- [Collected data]
▼

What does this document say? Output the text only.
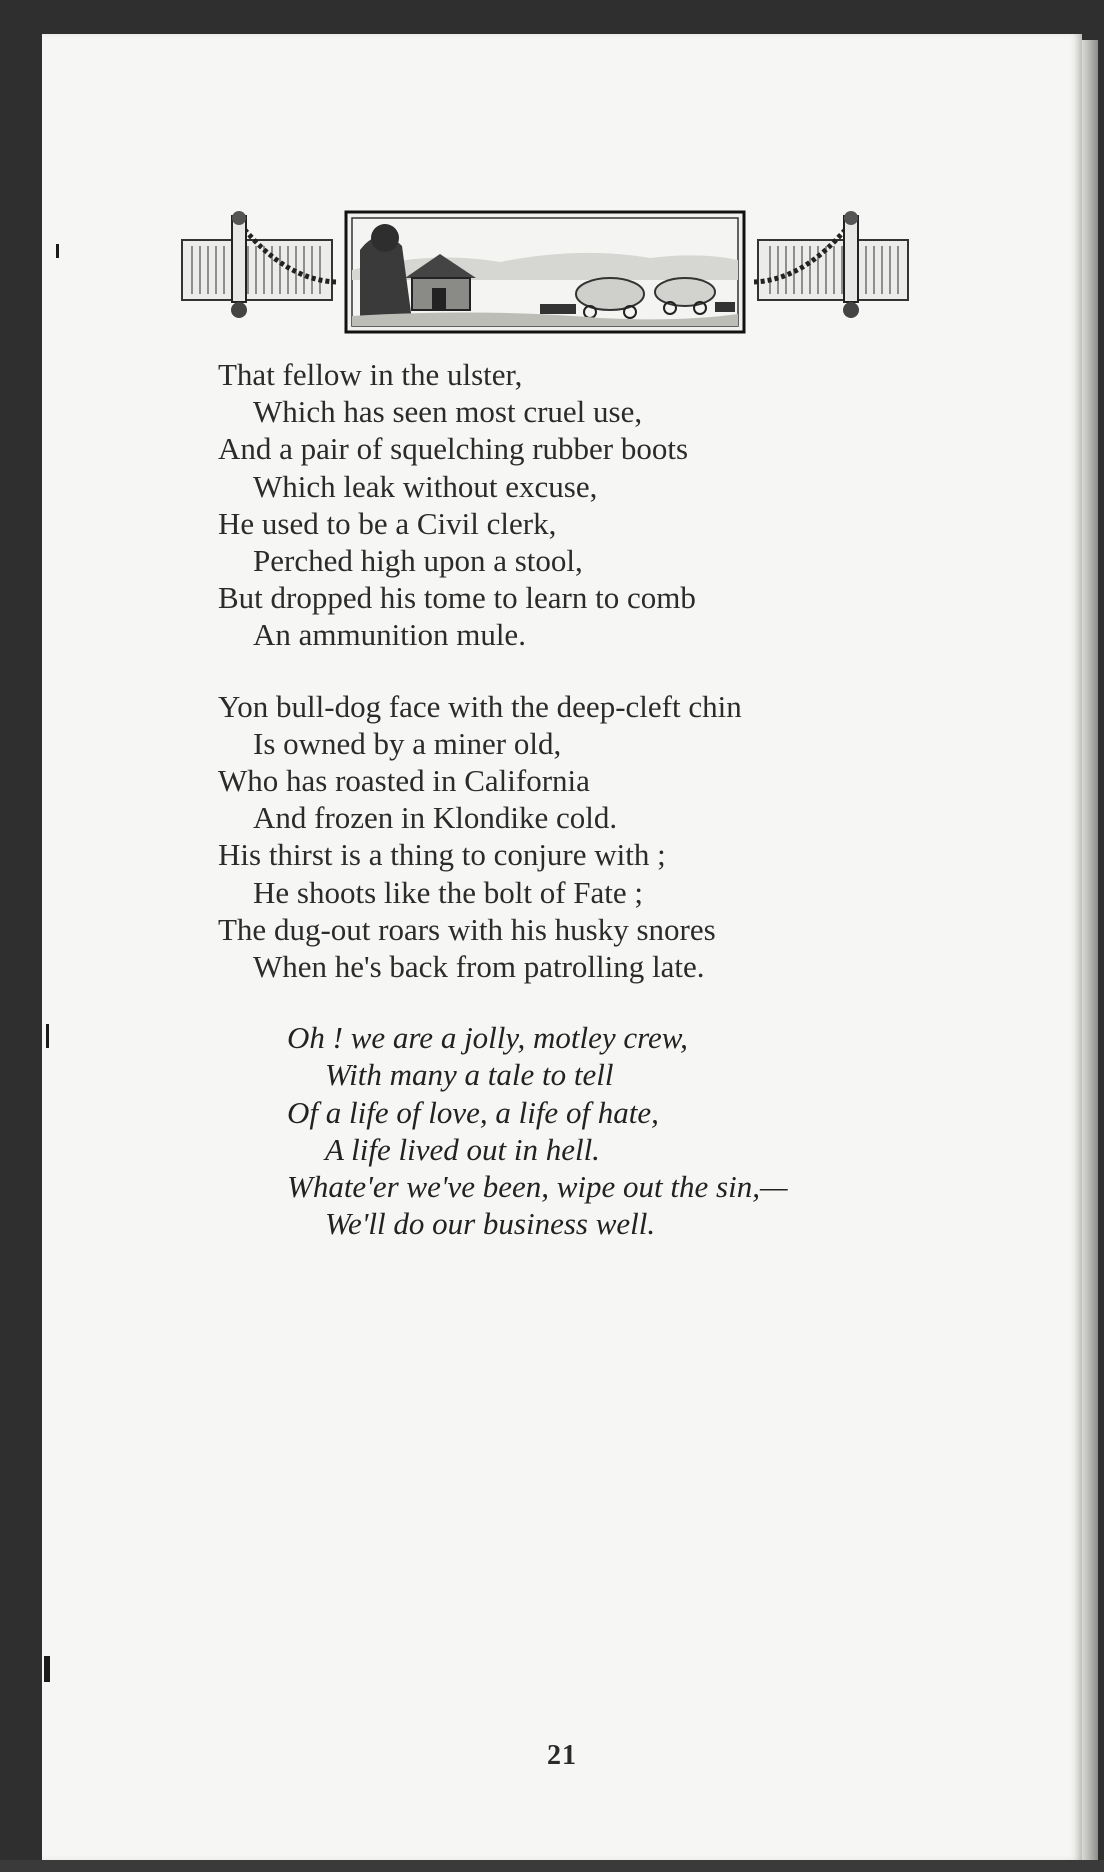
That fellow in the ulster,
Which has seen most cruel use,
And a pair of squelching rubber boots
Which leak without excuse,
He used to be a Civil clerk,
Perched high upon a stool,
But dropped his tome to learn to comb
An ammunition mule.
Yon bull-dog face with the deep-cleft chin
Is owned by a miner old,
Who has roasted in California
And frozen in Klondike cold.
His thirst is a thing to conjure with ;
He shoots like the bolt of Fate ;
The dug-out roars with his husky snores
When he's back from patrolling late.
Oh ! we are a jolly, motley crew,
With many a tale to tell
Of a life of love, a life of hate,
A life lived out in hell.
Whate'er we've been, wipe out the sin,—
We'll do our business well.
21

▲

- [PROBLEM TO WORK ON] From the listing above, copy every line that holds the string "life".

- [EXERCISE SOLUTION]
Of a life of love, a life of hate,
A life lived out in hell.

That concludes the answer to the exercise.